Stored data:

------

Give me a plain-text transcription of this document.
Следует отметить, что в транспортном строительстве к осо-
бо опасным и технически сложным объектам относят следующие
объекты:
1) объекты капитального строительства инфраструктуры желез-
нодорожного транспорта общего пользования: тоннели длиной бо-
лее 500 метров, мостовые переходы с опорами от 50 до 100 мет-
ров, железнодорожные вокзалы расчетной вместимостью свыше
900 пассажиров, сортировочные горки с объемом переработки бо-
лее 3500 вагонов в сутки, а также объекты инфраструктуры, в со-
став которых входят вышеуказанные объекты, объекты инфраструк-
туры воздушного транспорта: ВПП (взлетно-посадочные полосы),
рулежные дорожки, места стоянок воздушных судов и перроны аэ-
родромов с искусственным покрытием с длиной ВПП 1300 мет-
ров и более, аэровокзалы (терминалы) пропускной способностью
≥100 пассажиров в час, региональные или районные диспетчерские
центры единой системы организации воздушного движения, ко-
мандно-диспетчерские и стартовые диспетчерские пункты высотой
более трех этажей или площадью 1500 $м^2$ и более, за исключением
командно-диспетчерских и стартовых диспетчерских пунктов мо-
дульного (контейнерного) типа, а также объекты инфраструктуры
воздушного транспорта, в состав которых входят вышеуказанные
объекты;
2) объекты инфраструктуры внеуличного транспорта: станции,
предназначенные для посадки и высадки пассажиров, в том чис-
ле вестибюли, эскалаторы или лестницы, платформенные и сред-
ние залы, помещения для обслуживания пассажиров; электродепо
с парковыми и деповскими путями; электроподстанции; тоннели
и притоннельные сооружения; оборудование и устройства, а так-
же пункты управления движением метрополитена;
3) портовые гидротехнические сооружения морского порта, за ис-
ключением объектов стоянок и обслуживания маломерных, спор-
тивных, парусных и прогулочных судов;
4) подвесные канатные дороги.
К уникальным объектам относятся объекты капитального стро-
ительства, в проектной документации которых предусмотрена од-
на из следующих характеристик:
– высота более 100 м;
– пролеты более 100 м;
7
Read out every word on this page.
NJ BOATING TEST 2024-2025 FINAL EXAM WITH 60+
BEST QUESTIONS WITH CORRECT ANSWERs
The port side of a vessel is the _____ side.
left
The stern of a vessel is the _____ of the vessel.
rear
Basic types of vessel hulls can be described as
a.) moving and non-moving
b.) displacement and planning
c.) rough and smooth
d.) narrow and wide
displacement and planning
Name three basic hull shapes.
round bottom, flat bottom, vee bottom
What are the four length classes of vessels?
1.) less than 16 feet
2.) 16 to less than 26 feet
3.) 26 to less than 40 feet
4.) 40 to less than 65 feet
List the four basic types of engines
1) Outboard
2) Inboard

------

- **Set task**
Transcribe all of the material exactly. Omit nothing.

- **Expected answer**
Give me a plain-text transcription of this document.
Следует отметить, что в транспортном строительстве к осо-
бо опасным и технически сложным объектам относят следующие
объекты:
1) объекты капитального строительства инфраструктуры желез-
нодорожного транспорта общего пользования: тоннели длиной бо-
лее 500 метров, мостовые переходы с опорами от 50 до 100 мет-
ров, железнодорожные вокзалы расчетной вместимостью свыше
900 пассажиров, сортировочные горки с объемом переработки бо-
лее 3500 вагонов в сутки, а также объекты инфраструктуры, в со-
став которых входят вышеуказанные объекты, объекты инфраструк-
туры воздушного транспорта: ВПП (взлетно-посадочные полосы),
рулежные дорожки, места стоянок воздушных судов и перроны аэ-
родромов с искусственным покрытием с длиной ВПП 1300 мет-
ров и более, аэровокзалы (терминалы) пропускной способностью
≥100 пассажиров в час, региональные или районные диспетчерские
центры единой системы организации воздушного движения, ко-
мандно-диспетчерские и стартовые диспетчерские пункты высотой
более трех этажей или площадью 1500 $м^2$ и более, за исключением
командно-диспетчерских и стартовых диспетчерских пунктов мо-
дульного (контейнерного) типа, а также объекты инфраструктуры
воздушного транспорта, в состав которых входят вышеуказанные
объекты;
2) объекты инфраструктуры внеуличного транспорта: станции,
предназначенные для посадки и высадки пассажиров, в том чис-
ле вестибюли, эскалаторы или лестницы, платформенные и сред-
ние залы, помещения для обслуживания пассажиров; электродепо
с парковыми и деповскими путями; электроподстанции; тоннели
и притоннельные сооружения; оборудование и устройства, а так-
же пункты управления движением метрополитена;
3) портовые гидротехнические сооружения морского порта, за ис-
ключением объектов стоянок и обслуживания маломерных, спор-
тивных, парусных и прогулочных судов;
4) подвесные канатные дороги.
К уникальным объектам относятся объекты капитального стро-
ительства, в проектной документации которых предусмотрена од-
на из следующих характеристик:
– высота более 100 м;
– пролеты более 100 м;
7
Read out every word on this page.
NJ BOATING TEST 2024-2025 FINAL EXAM WITH 60+
BEST QUESTIONS WITH CORRECT ANSWERs
The port side of a vessel is the _____ side.
left
The stern of a vessel is the _____ of the vessel.
rear
Basic types of vessel hulls can be described as
a.) moving and non-moving
b.) displacement and planning
c.) rough and smooth
d.) narrow and wide
displacement and planning
Name three basic hull shapes.
round bottom, flat bottom, vee bottom
What are the four length classes of vessels?
1.) less than 16 feet
2.) 16 to less than 26 feet
3.) 26 to less than 40 feet
4.) 40 to less than 65 feet
List the four basic types of engines
1) Outboard
2) Inboard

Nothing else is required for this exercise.